Records ->

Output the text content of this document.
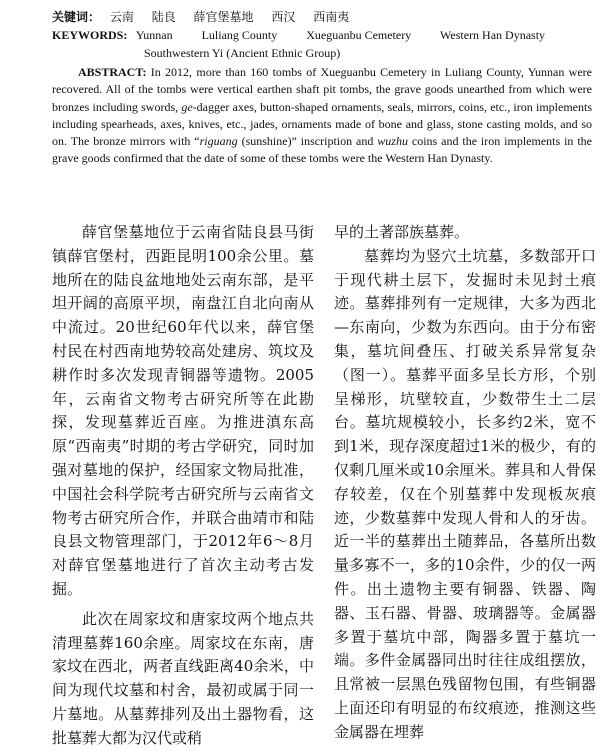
关键词： 云南 陆良 薛官堡墓地 西汉 西南夷
KEYWORDS: Yunnan Luliang County Xueguanbu Cemetery Western Han Dynasty
Southwestern Yi (Ancient Ethnic Group)
ABSTRACT: In 2012, more than 160 tombs of Xueguanbu Cemetery in Luliang County, Yunnan were recovered. All of the tombs were vertical earthen shaft pit tombs, the grave goods unearthed from which were bronzes including swords, ge-dagger axes, button-shaped ornaments, seals, mirrors, coins, etc., iron implements including spearheads, axes, knives, etc., jades, ornaments made of bone and glass, stone casting molds, and so on. The bronze mirrors with “riguang (sunshine)” inscription and wuzhu coins and the iron implements in the grave goods confirmed that the date of some of these tombs were the Western Han Dynasty.

薛官堡墓地位于云南省陆良县马街镇薛官堡村，西距昆明100余公里。墓地所在的陆良盆地地处云南东部，是平坦开阔的高原平坝，南盘江自北向南从中流过。20世纪60年代以来，薛官堡村民在村西南地势较高处建房、筑坟及耕作时多次发现青铜器等遗物。2005年，云南省文物考古研究所等在此勘探，发现墓葬近百座。为推进滇东高原“西南夷”时期的考古学研究，同时加强对墓地的保护，经国家文物局批准，中国社会科学院考古研究所与云南省文物考古研究所合作，并联合曲靖市和陆良县文物管理部门，于2012年6～8月对薛官堡墓地进行了首次主动考古发掘。

此次在周家坟和唐家坟两个地点共清理墓葬160余座。周家坟在东南，唐家坟在西北，两者直线距离40余米，中间为现代坟墓和村舍，最初或属于同一片墓地。从墓葬排列及出土器物看，这批墓葬大都为汉代或稍

早的土著部族墓葬。

墓葬均为竖穴土坑墓，多数部开口于现代耕土层下，发掘时未见封土痕迹。墓葬排列有一定规律，大多为西北—东南向，少数为东西向。由于分布密集，墓坑间叠压、打破关系异常复杂（图一）。墓葬平面多呈长方形，个别呈梯形，坑壁较直，少数带生土二层台。墓坑规模较小，长多约2米，宽不到1米，现存深度超过1米的极少，有的仅剩几厘米或10余厘米。葬具和人骨保存较差，仅在个别墓葬中发现板灰痕迹，少数墓葬中发现人骨和人的牙齿。近一半的墓葬出土随葬品，各墓所出数量多寡不一，多的10余件，少的仅一两件。出土遗物主要有铜器、铁器、陶器、玉石器、骨器、玻璃器等。金属器多置于墓坑中部，陶器多置于墓坑一端。多件金属器同出时往往成组摆放，且常被一层黑色残留物包围，有些铜器上面还印有明显的布纹痕迹，推测这些金属器在埋葬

Job ->
Working from the lines above, reproduce the material exactly and exclude its pictures.

Reply ->
Output the text content of this document.
关键词： 云南 陆良 薛官堡墓地 西汉 西南夷
KEYWORDS: Yunnan Luliang County Xueguanbu Cemetery Western Han Dynasty
Southwestern Yi (Ancient Ethnic Group)
ABSTRACT: In 2012, more than 160 tombs of Xueguanbu Cemetery in Luliang County, Yunnan were recovered. All of the tombs were vertical earthen shaft pit tombs, the grave goods unearthed from which were bronzes including swords, ge-dagger axes, button-shaped ornaments, seals, mirrors, coins, etc., iron implements including spearheads, axes, knives, etc., jades, ornaments made of bone and glass, stone casting molds, and so on. The bronze mirrors with “riguang (sunshine)” inscription and wuzhu coins and the iron implements in the grave goods confirmed that the date of some of these tombs were the Western Han Dynasty.

薛官堡墓地位于云南省陆良县马街镇薛官堡村，西距昆明100余公里。墓地所在的陆良盆地地处云南东部，是平坦开阔的高原平坝，南盘江自北向南从中流过。20世纪60年代以来，薛官堡村民在村西南地势较高处建房、筑坟及耕作时多次发现青铜器等遗物。2005年，云南省文物考古研究所等在此勘探，发现墓葬近百座。为推进滇东高原“西南夷”时期的考古学研究，同时加强对墓地的保护，经国家文物局批准，中国社会科学院考古研究所与云南省文物考古研究所合作，并联合曲靖市和陆良县文物管理部门，于2012年6～8月对薛官堡墓地进行了首次主动考古发掘。

此次在周家坟和唐家坟两个地点共清理墓葬160余座。周家坟在东南，唐家坟在西北，两者直线距离40余米，中间为现代坟墓和村舍，最初或属于同一片墓地。从墓葬排列及出土器物看，这批墓葬大都为汉代或稍

早的土著部族墓葬。

墓葬均为竖穴土坑墓，多数部开口于现代耕土层下，发掘时未见封土痕迹。墓葬排列有一定规律，大多为西北—东南向，少数为东西向。由于分布密集，墓坑间叠压、打破关系异常复杂（图一）。墓葬平面多呈长方形，个别呈梯形，坑壁较直，少数带生土二层台。墓坑规模较小，长多约2米，宽不到1米，现存深度超过1米的极少，有的仅剩几厘米或10余厘米。葬具和人骨保存较差，仅在个别墓葬中发现板灰痕迹，少数墓葬中发现人骨和人的牙齿。近一半的墓葬出土随葬品，各墓所出数量多寡不一，多的10余件，少的仅一两件。出土遗物主要有铜器、铁器、陶器、玉石器、骨器、玻璃器等。金属器多置于墓坑中部，陶器多置于墓坑一端。多件金属器同出时往往成组摆放，且常被一层黑色残留物包围，有些铜器上面还印有明显的布纹痕迹，推测这些金属器在埋葬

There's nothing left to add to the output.